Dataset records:
• • • •
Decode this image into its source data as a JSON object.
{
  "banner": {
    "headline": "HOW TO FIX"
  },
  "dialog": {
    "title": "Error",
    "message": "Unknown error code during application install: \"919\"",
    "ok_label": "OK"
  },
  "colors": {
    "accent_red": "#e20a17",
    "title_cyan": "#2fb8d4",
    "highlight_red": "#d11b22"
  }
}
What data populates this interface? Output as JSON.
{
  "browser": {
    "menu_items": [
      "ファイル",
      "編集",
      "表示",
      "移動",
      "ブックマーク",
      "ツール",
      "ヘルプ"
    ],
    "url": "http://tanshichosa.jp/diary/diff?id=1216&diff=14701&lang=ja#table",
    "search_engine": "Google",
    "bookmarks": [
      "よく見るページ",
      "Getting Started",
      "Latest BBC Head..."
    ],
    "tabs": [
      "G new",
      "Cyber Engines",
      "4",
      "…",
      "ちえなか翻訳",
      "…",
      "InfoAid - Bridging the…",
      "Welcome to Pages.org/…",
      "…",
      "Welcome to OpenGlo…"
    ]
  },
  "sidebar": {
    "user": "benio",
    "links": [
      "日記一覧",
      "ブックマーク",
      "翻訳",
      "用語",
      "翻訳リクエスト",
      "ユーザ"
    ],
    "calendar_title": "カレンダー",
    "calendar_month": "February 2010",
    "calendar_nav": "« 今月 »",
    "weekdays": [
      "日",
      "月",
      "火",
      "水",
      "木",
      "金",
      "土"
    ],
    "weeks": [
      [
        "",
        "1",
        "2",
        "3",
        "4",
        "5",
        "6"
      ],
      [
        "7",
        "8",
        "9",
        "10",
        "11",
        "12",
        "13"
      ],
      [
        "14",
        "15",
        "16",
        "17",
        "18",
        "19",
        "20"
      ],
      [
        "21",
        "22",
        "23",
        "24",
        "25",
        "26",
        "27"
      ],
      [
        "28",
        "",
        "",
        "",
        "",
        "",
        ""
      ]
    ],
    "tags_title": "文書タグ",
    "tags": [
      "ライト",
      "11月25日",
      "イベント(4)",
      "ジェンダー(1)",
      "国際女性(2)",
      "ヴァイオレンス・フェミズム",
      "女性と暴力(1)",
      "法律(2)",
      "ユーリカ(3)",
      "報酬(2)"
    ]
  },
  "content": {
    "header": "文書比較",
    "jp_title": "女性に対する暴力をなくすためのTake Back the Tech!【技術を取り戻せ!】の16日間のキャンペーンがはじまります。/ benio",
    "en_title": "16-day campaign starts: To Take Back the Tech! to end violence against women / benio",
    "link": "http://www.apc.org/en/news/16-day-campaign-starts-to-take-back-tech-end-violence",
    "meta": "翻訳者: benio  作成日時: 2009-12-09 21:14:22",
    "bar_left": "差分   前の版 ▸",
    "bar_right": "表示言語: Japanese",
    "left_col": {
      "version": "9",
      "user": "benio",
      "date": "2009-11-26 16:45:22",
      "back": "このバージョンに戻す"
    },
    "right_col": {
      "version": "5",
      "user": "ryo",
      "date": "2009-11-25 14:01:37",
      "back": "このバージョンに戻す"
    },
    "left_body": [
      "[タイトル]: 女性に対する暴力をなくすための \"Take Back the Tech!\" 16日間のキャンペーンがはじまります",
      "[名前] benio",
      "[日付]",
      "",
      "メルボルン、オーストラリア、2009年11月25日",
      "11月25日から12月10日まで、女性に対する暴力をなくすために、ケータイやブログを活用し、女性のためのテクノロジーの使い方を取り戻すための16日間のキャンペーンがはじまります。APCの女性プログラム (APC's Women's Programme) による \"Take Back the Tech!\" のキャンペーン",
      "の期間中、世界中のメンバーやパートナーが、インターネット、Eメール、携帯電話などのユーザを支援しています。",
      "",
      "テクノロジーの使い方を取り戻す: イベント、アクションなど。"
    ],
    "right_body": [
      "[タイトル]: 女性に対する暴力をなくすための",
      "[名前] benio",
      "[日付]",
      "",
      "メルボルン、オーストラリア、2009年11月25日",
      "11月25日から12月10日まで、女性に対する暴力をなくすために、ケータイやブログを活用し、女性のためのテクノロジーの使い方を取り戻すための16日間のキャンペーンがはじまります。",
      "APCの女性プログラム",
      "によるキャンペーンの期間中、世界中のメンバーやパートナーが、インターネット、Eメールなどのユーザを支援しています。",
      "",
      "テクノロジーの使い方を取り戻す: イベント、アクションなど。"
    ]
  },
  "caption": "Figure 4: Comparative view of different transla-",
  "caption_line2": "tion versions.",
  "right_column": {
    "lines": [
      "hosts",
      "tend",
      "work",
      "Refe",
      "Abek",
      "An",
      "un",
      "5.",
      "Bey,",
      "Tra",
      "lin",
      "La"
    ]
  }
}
• • • •
:: Exercise goal ::
Extract the full set of entries word for word.

:: Task answer ::
Decode this image into its source data as a JSON object.
{
  "banner": {
    "headline": "HOW TO FIX"
  },
  "dialog": {
    "title": "Error",
    "message": "Unknown error code during application install: \"919\"",
    "ok_label": "OK"
  },
  "colors": {
    "accent_red": "#e20a17",
    "title_cyan": "#2fb8d4",
    "highlight_red": "#d11b22"
  }
}
What data populates this interface? Output as JSON.
{
  "browser": {
    "menu_items": [
      "ファイル",
      "編集",
      "表示",
      "移動",
      "ブックマーク",
      "ツール",
      "ヘルプ"
    ],
    "url": "http://tanshichosa.jp/diary/diff?id=1216&diff=14701&lang=ja#table",
    "search_engine": "Google",
    "bookmarks": [
      "よく見るページ",
      "Getting Started",
      "Latest BBC Head..."
    ],
    "tabs": [
      "G new",
      "Cyber Engines",
      "4",
      "…",
      "ちえなか翻訳",
      "…",
      "InfoAid - Bridging the…",
      "Welcome to Pages.org/…",
      "…",
      "Welcome to OpenGlo…"
    ]
  },
  "sidebar": {
    "user": "benio",
    "links": [
      "日記一覧",
      "ブックマーク",
      "翻訳",
      "用語",
      "翻訳リクエスト",
      "ユーザ"
    ],
    "calendar_title": "カレンダー",
    "calendar_month": "February 2010",
    "calendar_nav": "« 今月 »",
    "weekdays": [
      "日",
      "月",
      "火",
      "水",
      "木",
      "金",
      "土"
    ],
    "weeks": [
      [
        "",
        "1",
        "2",
        "3",
        "4",
        "5",
        "6"
      ],
      [
        "7",
        "8",
        "9",
        "10",
        "11",
        "12",
        "13"
      ],
      [
        "14",
        "15",
        "16",
        "17",
        "18",
        "19",
        "20"
      ],
      [
        "21",
        "22",
        "23",
        "24",
        "25",
        "26",
        "27"
      ],
      [
        "28",
        "",
        "",
        "",
        "",
        "",
        ""
      ]
    ],
    "tags_title": "文書タグ",
    "tags": [
      "ライト",
      "11月25日",
      "イベント(4)",
      "ジェンダー(1)",
      "国際女性(2)",
      "ヴァイオレンス・フェミズム",
      "女性と暴力(1)",
      "法律(2)",
      "ユーリカ(3)",
      "報酬(2)"
    ]
  },
  "content": {
    "header": "文書比較",
    "jp_title": "女性に対する暴力をなくすためのTake Back the Tech!【技術を取り戻せ!】の16日間のキャンペーンがはじまります。/ benio",
    "en_title": "16-day campaign starts: To Take Back the Tech! to end violence against women / benio",
    "link": "http://www.apc.org/en/news/16-day-campaign-starts-to-take-back-tech-end-violence",
    "meta": "翻訳者: benio  作成日時: 2009-12-09 21:14:22",
    "bar_left": "差分   前の版 ▸",
    "bar_right": "表示言語: Japanese",
    "left_col": {
      "version": "9",
      "user": "benio",
      "date": "2009-11-26 16:45:22",
      "back": "このバージョンに戻す"
    },
    "right_col": {
      "version": "5",
      "user": "ryo",
      "date": "2009-11-25 14:01:37",
      "back": "このバージョンに戻す"
    },
    "left_body": [
      "[タイトル]: 女性に対する暴力をなくすための \"Take Back the Tech!\" 16日間のキャンペーンがはじまります",
      "[名前] benio",
      "[日付]",
      "",
      "メルボルン、オーストラリア、2009年11月25日",
      "11月25日から12月10日まで、女性に対する暴力をなくすために、ケータイやブログを活用し、女性のためのテクノロジーの使い方を取り戻すための16日間のキャンペーンがはじまります。APCの女性プログラム (APC's Women's Programme) による \"Take Back the Tech!\" のキャンペーン",
      "の期間中、世界中のメンバーやパートナーが、インターネット、Eメール、携帯電話などのユーザを支援しています。",
      "",
      "テクノロジーの使い方を取り戻す: イベント、アクションなど。"
    ],
    "right_body": [
      "[タイトル]: 女性に対する暴力をなくすための",
      "[名前] benio",
      "[日付]",
      "",
      "メルボルン、オーストラリア、2009年11月25日",
      "11月25日から12月10日まで、女性に対する暴力をなくすために、ケータイやブログを活用し、女性のためのテクノロジーの使い方を取り戻すための16日間のキャンペーンがはじまります。",
      "APCの女性プログラム",
      "によるキャンペーンの期間中、世界中のメンバーやパートナーが、インターネット、Eメールなどのユーザを支援しています。",
      "",
      "テクノロジーの使い方を取り戻す: イベント、アクションなど。"
    ]
  },
  "caption": "Figure 4: Comparative view of different transla-",
  "caption_line2": "tion versions.",
  "right_column": {
    "lines": [
      "hosts",
      "tend",
      "work",
      "Refe",
      "Abek",
      "An",
      "un",
      "5.",
      "Bey,",
      "Tra",
      "lin",
      "La"
    ]
  }
}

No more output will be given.